■ Information provided ■
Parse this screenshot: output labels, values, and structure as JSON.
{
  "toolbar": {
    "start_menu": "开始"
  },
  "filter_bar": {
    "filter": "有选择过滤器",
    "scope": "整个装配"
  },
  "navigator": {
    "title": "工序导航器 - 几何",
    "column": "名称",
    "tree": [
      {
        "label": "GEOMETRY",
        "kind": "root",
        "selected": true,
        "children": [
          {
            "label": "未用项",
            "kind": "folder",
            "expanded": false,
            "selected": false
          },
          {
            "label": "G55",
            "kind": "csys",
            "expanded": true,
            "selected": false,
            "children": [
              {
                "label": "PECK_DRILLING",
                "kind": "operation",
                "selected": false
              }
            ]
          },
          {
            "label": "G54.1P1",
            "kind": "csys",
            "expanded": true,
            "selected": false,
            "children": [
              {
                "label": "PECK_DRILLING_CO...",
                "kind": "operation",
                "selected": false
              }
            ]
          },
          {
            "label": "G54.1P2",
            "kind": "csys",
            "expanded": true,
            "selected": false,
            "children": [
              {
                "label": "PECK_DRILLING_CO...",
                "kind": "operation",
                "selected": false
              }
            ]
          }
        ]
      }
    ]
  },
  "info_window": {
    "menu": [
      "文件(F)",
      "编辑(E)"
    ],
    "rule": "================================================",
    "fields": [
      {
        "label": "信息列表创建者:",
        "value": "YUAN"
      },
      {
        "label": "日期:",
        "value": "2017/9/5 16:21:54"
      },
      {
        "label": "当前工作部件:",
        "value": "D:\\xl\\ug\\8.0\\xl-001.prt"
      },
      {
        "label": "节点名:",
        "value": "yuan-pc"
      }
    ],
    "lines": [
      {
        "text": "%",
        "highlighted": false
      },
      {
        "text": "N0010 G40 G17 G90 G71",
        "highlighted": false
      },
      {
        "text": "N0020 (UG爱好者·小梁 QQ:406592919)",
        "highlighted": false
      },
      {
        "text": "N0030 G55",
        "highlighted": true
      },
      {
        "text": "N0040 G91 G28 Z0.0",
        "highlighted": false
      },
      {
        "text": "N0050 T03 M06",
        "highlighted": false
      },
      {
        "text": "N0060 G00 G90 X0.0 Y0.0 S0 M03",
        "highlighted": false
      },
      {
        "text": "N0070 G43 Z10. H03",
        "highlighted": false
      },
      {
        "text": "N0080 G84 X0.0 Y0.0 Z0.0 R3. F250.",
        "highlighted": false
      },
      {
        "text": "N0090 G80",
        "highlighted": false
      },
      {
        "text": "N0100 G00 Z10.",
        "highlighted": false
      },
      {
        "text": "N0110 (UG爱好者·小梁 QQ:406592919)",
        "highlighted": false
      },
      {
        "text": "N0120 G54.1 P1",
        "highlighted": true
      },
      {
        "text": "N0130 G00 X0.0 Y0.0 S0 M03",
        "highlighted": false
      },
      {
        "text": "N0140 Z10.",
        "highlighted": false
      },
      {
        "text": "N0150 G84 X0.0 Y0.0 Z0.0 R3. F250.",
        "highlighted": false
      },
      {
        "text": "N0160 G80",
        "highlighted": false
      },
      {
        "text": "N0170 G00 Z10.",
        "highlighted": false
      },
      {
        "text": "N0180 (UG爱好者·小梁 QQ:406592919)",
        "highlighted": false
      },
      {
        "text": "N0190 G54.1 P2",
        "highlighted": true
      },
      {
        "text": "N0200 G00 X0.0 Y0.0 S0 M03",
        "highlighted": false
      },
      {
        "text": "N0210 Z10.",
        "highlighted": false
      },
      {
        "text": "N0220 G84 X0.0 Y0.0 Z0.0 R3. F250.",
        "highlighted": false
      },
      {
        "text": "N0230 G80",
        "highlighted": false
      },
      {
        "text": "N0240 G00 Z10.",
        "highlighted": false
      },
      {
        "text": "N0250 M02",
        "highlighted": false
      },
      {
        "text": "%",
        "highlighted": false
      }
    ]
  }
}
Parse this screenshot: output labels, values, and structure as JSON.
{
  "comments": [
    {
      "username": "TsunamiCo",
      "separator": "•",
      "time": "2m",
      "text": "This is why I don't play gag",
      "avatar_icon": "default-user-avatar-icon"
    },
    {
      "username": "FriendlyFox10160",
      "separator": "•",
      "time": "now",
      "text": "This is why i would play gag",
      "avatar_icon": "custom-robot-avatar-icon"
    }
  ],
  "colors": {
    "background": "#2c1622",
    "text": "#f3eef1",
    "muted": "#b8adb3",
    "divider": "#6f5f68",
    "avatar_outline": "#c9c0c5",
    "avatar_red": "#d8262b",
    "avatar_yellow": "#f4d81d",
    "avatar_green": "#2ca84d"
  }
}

■ Task to carry out ■
Print all of the entries again, exactly as written.

■ Response ■
Parse this screenshot: output labels, values, and structure as JSON.
{
  "toolbar": {
    "start_menu": "开始"
  },
  "filter_bar": {
    "filter": "有选择过滤器",
    "scope": "整个装配"
  },
  "navigator": {
    "title": "工序导航器 - 几何",
    "column": "名称",
    "tree": [
      {
        "label": "GEOMETRY",
        "kind": "root",
        "selected": true,
        "children": [
          {
            "label": "未用项",
            "kind": "folder",
            "expanded": false,
            "selected": false
          },
          {
            "label": "G55",
            "kind": "csys",
            "expanded": true,
            "selected": false,
            "children": [
              {
                "label": "PECK_DRILLING",
                "kind": "operation",
                "selected": false
              }
            ]
          },
          {
            "label": "G54.1P1",
            "kind": "csys",
            "expanded": true,
            "selected": false,
            "children": [
              {
                "label": "PECK_DRILLING_CO...",
                "kind": "operation",
                "selected": false
              }
            ]
          },
          {
            "label": "G54.1P2",
            "kind": "csys",
            "expanded": true,
            "selected": false,
            "children": [
              {
                "label": "PECK_DRILLING_CO...",
                "kind": "operation",
                "selected": false
              }
            ]
          }
        ]
      }
    ]
  },
  "info_window": {
    "menu": [
      "文件(F)",
      "编辑(E)"
    ],
    "rule": "================================================",
    "fields": [
      {
        "label": "信息列表创建者:",
        "value": "YUAN"
      },
      {
        "label": "日期:",
        "value": "2017/9/5 16:21:54"
      },
      {
        "label": "当前工作部件:",
        "value": "D:\\xl\\ug\\8.0\\xl-001.prt"
      },
      {
        "label": "节点名:",
        "value": "yuan-pc"
      }
    ],
    "lines": [
      {
        "text": "%",
        "highlighted": false
      },
      {
        "text": "N0010 G40 G17 G90 G71",
        "highlighted": false
      },
      {
        "text": "N0020 (UG爱好者·小梁 QQ:406592919)",
        "highlighted": false
      },
      {
        "text": "N0030 G55",
        "highlighted": true
      },
      {
        "text": "N0040 G91 G28 Z0.0",
        "highlighted": false
      },
      {
        "text": "N0050 T03 M06",
        "highlighted": false
      },
      {
        "text": "N0060 G00 G90 X0.0 Y0.0 S0 M03",
        "highlighted": false
      },
      {
        "text": "N0070 G43 Z10. H03",
        "highlighted": false
      },
      {
        "text": "N0080 G84 X0.0 Y0.0 Z0.0 R3. F250.",
        "highlighted": false
      },
      {
        "text": "N0090 G80",
        "highlighted": false
      },
      {
        "text": "N0100 G00 Z10.",
        "highlighted": false
      },
      {
        "text": "N0110 (UG爱好者·小梁 QQ:406592919)",
        "highlighted": false
      },
      {
        "text": "N0120 G54.1 P1",
        "highlighted": true
      },
      {
        "text": "N0130 G00 X0.0 Y0.0 S0 M03",
        "highlighted": false
      },
      {
        "text": "N0140 Z10.",
        "highlighted": false
      },
      {
        "text": "N0150 G84 X0.0 Y0.0 Z0.0 R3. F250.",
        "highlighted": false
      },
      {
        "text": "N0160 G80",
        "highlighted": false
      },
      {
        "text": "N0170 G00 Z10.",
        "highlighted": false
      },
      {
        "text": "N0180 (UG爱好者·小梁 QQ:406592919)",
        "highlighted": false
      },
      {
        "text": "N0190 G54.1 P2",
        "highlighted": true
      },
      {
        "text": "N0200 G00 X0.0 Y0.0 S0 M03",
        "highlighted": false
      },
      {
        "text": "N0210 Z10.",
        "highlighted": false
      },
      {
        "text": "N0220 G84 X0.0 Y0.0 Z0.0 R3. F250.",
        "highlighted": false
      },
      {
        "text": "N0230 G80",
        "highlighted": false
      },
      {
        "text": "N0240 G00 Z10.",
        "highlighted": false
      },
      {
        "text": "N0250 M02",
        "highlighted": false
      },
      {
        "text": "%",
        "highlighted": false
      }
    ]
  }
}
Parse this screenshot: output labels, values, and structure as JSON.
{
  "comments": [
    {
      "username": "TsunamiCo",
      "separator": "•",
      "time": "2m",
      "text": "This is why I don't play gag",
      "avatar_icon": "default-user-avatar-icon"
    },
    {
      "username": "FriendlyFox10160",
      "separator": "•",
      "time": "now",
      "text": "This is why i would play gag",
      "avatar_icon": "custom-robot-avatar-icon"
    }
  ],
  "colors": {
    "background": "#2c1622",
    "text": "#f3eef1",
    "muted": "#b8adb3",
    "divider": "#6f5f68",
    "avatar_outline": "#c9c0c5",
    "avatar_red": "#d8262b",
    "avatar_yellow": "#f4d81d",
    "avatar_green": "#2ca84d"
  }
}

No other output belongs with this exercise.